[Stored records]
____

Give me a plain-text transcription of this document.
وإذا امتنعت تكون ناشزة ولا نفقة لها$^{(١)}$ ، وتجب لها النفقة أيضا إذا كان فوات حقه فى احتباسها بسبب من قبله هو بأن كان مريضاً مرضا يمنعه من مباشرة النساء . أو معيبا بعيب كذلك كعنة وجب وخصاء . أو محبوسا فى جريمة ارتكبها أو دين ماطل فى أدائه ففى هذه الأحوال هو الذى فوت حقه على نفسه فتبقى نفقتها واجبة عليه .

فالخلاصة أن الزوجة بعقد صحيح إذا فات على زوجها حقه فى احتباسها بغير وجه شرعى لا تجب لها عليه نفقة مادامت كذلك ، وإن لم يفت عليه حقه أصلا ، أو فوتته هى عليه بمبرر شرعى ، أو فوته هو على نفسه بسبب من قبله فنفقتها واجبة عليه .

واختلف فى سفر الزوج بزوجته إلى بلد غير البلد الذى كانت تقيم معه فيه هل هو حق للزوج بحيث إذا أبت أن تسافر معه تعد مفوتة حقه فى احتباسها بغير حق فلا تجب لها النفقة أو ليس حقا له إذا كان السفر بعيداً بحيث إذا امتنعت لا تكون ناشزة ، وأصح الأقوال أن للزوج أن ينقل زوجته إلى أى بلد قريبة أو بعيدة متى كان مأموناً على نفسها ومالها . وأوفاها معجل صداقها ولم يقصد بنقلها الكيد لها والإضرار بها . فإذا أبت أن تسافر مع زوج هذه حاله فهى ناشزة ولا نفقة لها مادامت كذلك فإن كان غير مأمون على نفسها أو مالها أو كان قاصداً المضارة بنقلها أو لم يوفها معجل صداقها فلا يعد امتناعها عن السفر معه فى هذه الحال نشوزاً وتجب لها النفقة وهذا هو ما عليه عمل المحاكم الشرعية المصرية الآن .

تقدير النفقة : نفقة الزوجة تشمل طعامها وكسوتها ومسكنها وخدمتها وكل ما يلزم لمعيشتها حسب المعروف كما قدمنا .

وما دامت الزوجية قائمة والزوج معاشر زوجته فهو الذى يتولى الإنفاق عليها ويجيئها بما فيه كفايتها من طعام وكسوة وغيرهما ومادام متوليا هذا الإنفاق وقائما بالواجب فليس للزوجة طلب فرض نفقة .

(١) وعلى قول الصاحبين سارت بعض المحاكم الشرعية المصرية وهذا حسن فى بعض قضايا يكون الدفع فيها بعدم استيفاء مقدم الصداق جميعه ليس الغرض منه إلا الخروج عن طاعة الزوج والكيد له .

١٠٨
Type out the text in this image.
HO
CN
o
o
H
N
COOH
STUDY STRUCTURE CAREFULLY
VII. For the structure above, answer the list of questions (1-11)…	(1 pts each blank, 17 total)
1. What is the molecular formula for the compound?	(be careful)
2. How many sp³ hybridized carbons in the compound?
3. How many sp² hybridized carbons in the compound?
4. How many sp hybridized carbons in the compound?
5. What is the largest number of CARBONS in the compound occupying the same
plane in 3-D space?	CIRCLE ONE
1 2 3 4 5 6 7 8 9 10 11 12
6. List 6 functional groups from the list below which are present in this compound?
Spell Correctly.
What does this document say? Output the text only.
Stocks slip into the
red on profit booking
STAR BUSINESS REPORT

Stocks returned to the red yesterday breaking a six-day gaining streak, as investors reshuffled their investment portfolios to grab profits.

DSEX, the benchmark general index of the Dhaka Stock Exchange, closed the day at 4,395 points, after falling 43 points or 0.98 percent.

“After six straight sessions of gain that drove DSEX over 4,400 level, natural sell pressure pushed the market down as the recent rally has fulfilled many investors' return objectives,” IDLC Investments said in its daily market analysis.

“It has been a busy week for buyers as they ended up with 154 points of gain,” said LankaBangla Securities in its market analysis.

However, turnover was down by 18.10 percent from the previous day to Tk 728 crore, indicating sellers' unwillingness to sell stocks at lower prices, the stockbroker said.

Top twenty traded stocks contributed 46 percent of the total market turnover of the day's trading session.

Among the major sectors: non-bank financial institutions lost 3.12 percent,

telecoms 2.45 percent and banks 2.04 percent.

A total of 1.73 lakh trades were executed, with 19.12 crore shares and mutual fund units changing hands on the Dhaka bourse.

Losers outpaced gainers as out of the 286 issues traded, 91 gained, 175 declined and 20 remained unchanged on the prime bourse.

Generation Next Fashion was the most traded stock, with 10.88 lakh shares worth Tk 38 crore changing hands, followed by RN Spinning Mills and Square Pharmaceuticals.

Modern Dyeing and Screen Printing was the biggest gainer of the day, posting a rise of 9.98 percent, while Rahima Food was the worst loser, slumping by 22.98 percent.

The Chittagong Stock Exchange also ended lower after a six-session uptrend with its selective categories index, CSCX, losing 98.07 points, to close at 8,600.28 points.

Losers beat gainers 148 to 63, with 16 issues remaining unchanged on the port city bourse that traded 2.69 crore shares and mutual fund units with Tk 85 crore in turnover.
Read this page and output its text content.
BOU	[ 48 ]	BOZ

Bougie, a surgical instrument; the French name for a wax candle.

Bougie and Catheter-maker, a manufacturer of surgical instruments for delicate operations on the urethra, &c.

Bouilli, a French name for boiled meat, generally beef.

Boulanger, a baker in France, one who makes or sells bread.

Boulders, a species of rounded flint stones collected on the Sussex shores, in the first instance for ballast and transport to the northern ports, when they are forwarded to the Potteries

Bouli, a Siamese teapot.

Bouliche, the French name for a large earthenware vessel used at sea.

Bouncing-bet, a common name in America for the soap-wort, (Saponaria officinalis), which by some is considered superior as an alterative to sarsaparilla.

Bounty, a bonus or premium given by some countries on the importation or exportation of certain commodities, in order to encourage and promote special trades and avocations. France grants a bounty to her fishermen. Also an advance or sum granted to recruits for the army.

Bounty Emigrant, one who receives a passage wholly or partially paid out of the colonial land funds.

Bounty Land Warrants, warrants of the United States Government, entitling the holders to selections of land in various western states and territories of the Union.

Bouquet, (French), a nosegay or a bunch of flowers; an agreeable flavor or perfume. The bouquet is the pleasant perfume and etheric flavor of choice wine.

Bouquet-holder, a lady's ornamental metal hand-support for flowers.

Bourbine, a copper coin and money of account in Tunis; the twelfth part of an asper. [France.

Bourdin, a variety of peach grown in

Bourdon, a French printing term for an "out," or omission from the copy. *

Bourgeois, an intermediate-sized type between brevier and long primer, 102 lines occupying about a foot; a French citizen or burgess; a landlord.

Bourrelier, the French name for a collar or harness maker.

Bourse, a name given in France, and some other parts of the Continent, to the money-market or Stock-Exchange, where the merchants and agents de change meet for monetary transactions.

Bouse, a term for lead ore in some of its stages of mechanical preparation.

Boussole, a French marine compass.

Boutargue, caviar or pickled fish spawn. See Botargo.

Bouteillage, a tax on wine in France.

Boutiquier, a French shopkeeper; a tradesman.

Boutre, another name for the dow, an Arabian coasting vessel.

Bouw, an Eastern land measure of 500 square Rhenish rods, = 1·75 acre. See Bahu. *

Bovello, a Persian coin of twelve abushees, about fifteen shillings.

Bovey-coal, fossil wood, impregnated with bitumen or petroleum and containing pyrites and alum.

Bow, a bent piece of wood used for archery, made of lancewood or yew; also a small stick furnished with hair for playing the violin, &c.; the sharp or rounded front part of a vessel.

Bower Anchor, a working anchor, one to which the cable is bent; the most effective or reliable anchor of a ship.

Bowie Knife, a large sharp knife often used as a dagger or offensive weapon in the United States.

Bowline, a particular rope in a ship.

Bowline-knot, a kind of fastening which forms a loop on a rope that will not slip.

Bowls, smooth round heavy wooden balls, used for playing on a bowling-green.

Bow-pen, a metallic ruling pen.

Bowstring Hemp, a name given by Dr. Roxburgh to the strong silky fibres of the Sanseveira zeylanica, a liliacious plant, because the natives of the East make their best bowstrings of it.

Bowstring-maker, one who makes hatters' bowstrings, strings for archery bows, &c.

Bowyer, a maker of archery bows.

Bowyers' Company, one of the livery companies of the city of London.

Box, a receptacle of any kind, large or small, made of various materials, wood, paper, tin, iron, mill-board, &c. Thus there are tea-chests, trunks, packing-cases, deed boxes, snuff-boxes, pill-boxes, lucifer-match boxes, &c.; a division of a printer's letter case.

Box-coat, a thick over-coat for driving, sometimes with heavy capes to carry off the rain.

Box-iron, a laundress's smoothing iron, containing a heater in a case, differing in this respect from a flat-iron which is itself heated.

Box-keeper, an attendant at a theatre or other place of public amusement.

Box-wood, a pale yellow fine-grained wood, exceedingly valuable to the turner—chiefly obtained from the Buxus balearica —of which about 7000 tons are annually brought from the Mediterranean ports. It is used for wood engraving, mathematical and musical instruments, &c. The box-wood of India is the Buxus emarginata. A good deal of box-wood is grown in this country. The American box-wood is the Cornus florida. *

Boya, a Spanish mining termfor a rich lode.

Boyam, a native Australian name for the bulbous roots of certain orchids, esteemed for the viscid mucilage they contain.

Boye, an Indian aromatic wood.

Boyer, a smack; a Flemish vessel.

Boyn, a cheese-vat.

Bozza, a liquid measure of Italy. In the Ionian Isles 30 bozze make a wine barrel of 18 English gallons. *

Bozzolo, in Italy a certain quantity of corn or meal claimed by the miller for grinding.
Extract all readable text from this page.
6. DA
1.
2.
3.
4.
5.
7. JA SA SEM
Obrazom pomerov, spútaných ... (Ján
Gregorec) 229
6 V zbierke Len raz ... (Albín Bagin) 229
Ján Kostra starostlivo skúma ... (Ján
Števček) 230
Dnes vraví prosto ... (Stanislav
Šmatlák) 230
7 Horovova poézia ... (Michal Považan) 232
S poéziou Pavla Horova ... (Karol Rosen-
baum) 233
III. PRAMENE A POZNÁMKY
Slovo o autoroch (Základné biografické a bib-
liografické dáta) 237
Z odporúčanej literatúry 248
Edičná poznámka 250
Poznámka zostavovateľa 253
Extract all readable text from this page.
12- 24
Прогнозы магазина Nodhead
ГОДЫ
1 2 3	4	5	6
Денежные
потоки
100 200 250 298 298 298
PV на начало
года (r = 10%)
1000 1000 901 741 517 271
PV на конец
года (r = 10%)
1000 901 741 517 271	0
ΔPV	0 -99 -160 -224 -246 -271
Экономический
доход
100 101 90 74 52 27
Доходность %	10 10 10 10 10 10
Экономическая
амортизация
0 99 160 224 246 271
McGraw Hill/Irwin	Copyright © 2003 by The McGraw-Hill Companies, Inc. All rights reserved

____

Tally every line of the listing that holds the string "What", then give the number by itself.

3